** Problem details **
Here are records with pictures in them. Copy all of them exactly and leave the pictures out.

***** Information shown

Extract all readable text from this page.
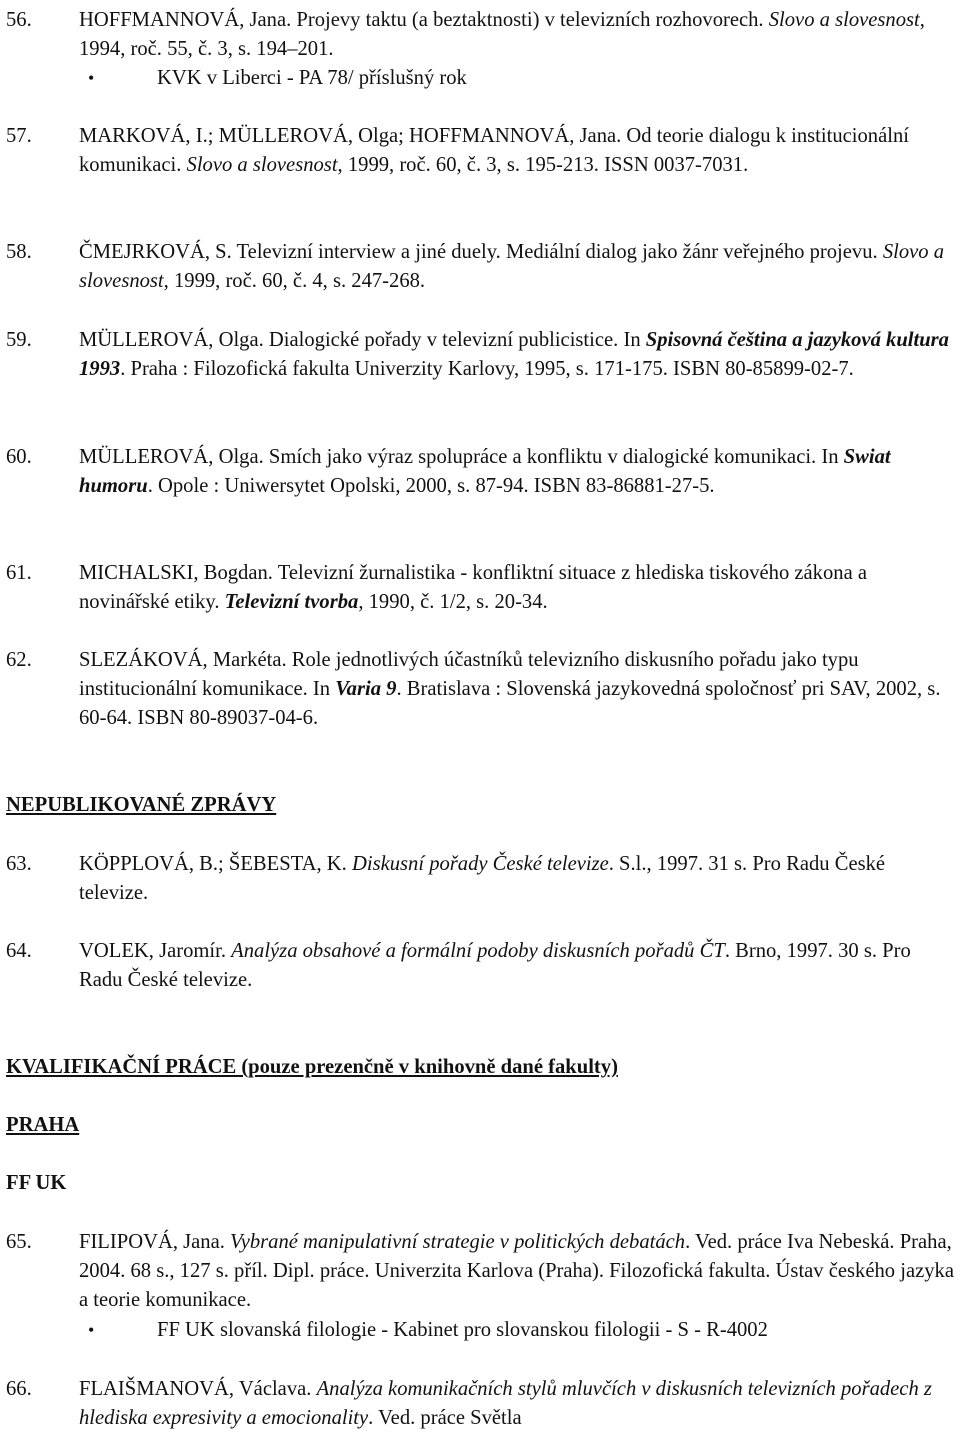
56. HOFFMANNOVÁ, Jana. Projevy taktu (a beztaktnosti) v televizních rozhovorech. Slovo a slovesnost, 1994, roč. 55, č. 3, s. 194–201.
•	KVK v Liberci - PA 78/ příslušný rok
57. MARKOVÁ, I.; MÜLLEROVÁ, Olga; HOFFMANNOVÁ, Jana. Od teorie dialogu k institucionální komunikaci. Slovo a slovesnost, 1999, roč. 60, č. 3, s. 195-213. ISSN 0037-7031.
58. ČMEJRKOVÁ, S. Televizní interview a jiné duely. Mediální dialog jako žánr veřejného projevu. Slovo a slovesnost, 1999, roč. 60, č. 4, s. 247-268.
59. MÜLLEROVÁ, Olga. Dialogické pořady v televizní publicistice. In Spisovná čeština a jazyková kultura 1993. Praha : Filozofická fakulta Univerzity Karlovy, 1995, s. 171-175. ISBN 80-85899-02-7.
60. MÜLLEROVÁ, Olga. Smích jako výraz spolupráce a konfliktu v dialogické komunikaci. In Swiat humoru. Opole : Uniwersytet Opolski, 2000, s. 87-94. ISBN 83-86881-27-5.
61. MICHALSKI, Bogdan. Televizní žurnalistika - konfliktní situace z hlediska tiskového zákona a novinářské etiky. Televizní tvorba, 1990, č. 1/2, s. 20-34.
62. SLEZÁKOVÁ, Markéta. Role jednotlivých účastníků televizního diskusního pořadu jako typu institucionální komunikace. In Varia 9. Bratislava : Slovenská jazykovedná spoločnosť pri SAV, 2002, s. 60-64. ISBN 80-89037-04-6.
NEPUBLIKOVANÉ ZPRÁVY
63. KÖPPLOVÁ, B.; ŠEBESTA, K. Diskusní pořady České televize. S.l., 1997. 31 s. Pro Radu České televize.
64. VOLEK, Jaromír. Analýza obsahové a formální podoby diskusních pořadů ČT. Brno, 1997. 30 s. Pro Radu České televize.
KVALIFIKAČNÍ PRÁCE (pouze prezenčně v knihovně dané fakulty)
PRAHA
FF UK
65. FILIPOVÁ, Jana. Vybrané manipulativní strategie v politických debatách. Ved. práce Iva Nebeská. Praha, 2004. 68 s., 127 s. příl. Dipl. práce. Univerzita Karlova (Praha). Filozofická fakulta. Ústav českého jazyka a teorie komunikace.
•	FF UK slovanská filologie - Kabinet pro slovanskou filologii - S - R-4002
66. FLAIŠMANOVÁ, Václava. Analýza komunikačních stylů mluvčích v diskusních televizních pořadech z hlediska expresivity a emocionality. Ved. práce Světla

**********

** Response **
Extract all readable text from this page.
56. HOFFMANNOVÁ, Jana. Projevy taktu (a beztaktnosti) v televizních rozhovorech. Slovo a slovesnost, 1994, roč. 55, č. 3, s. 194–201.
•	KVK v Liberci - PA 78/ příslušný rok
57. MARKOVÁ, I.; MÜLLEROVÁ, Olga; HOFFMANNOVÁ, Jana. Od teorie dialogu k institucionální komunikaci. Slovo a slovesnost, 1999, roč. 60, č. 3, s. 195-213. ISSN 0037-7031.
58. ČMEJRKOVÁ, S. Televizní interview a jiné duely. Mediální dialog jako žánr veřejného projevu. Slovo a slovesnost, 1999, roč. 60, č. 4, s. 247-268.
59. MÜLLEROVÁ, Olga. Dialogické pořady v televizní publicistice. In Spisovná čeština a jazyková kultura 1993. Praha : Filozofická fakulta Univerzity Karlovy, 1995, s. 171-175. ISBN 80-85899-02-7.
60. MÜLLEROVÁ, Olga. Smích jako výraz spolupráce a konfliktu v dialogické komunikaci. In Swiat humoru. Opole : Uniwersytet Opolski, 2000, s. 87-94. ISBN 83-86881-27-5.
61. MICHALSKI, Bogdan. Televizní žurnalistika - konfliktní situace z hlediska tiskového zákona a novinářské etiky. Televizní tvorba, 1990, č. 1/2, s. 20-34.
62. SLEZÁKOVÁ, Markéta. Role jednotlivých účastníků televizního diskusního pořadu jako typu institucionální komunikace. In Varia 9. Bratislava : Slovenská jazykovedná spoločnosť pri SAV, 2002, s. 60-64. ISBN 80-89037-04-6.
NEPUBLIKOVANÉ ZPRÁVY
63. KÖPPLOVÁ, B.; ŠEBESTA, K. Diskusní pořady České televize. S.l., 1997. 31 s. Pro Radu České televize.
64. VOLEK, Jaromír. Analýza obsahové a formální podoby diskusních pořadů ČT. Brno, 1997. 30 s. Pro Radu České televize.
KVALIFIKAČNÍ PRÁCE (pouze prezenčně v knihovně dané fakulty)
PRAHA
FF UK
65. FILIPOVÁ, Jana. Vybrané manipulativní strategie v politických debatách. Ved. práce Iva Nebeská. Praha, 2004. 68 s., 127 s. příl. Dipl. práce. Univerzita Karlova (Praha). Filozofická fakulta. Ústav českého jazyka a teorie komunikace.
•	FF UK slovanská filologie - Kabinet pro slovanskou filologii - S - R-4002
66. FLAIŠMANOVÁ, Václava. Analýza komunikačních stylů mluvčích v diskusních televizních pořadech z hlediska expresivity a emocionality. Ved. práce Světla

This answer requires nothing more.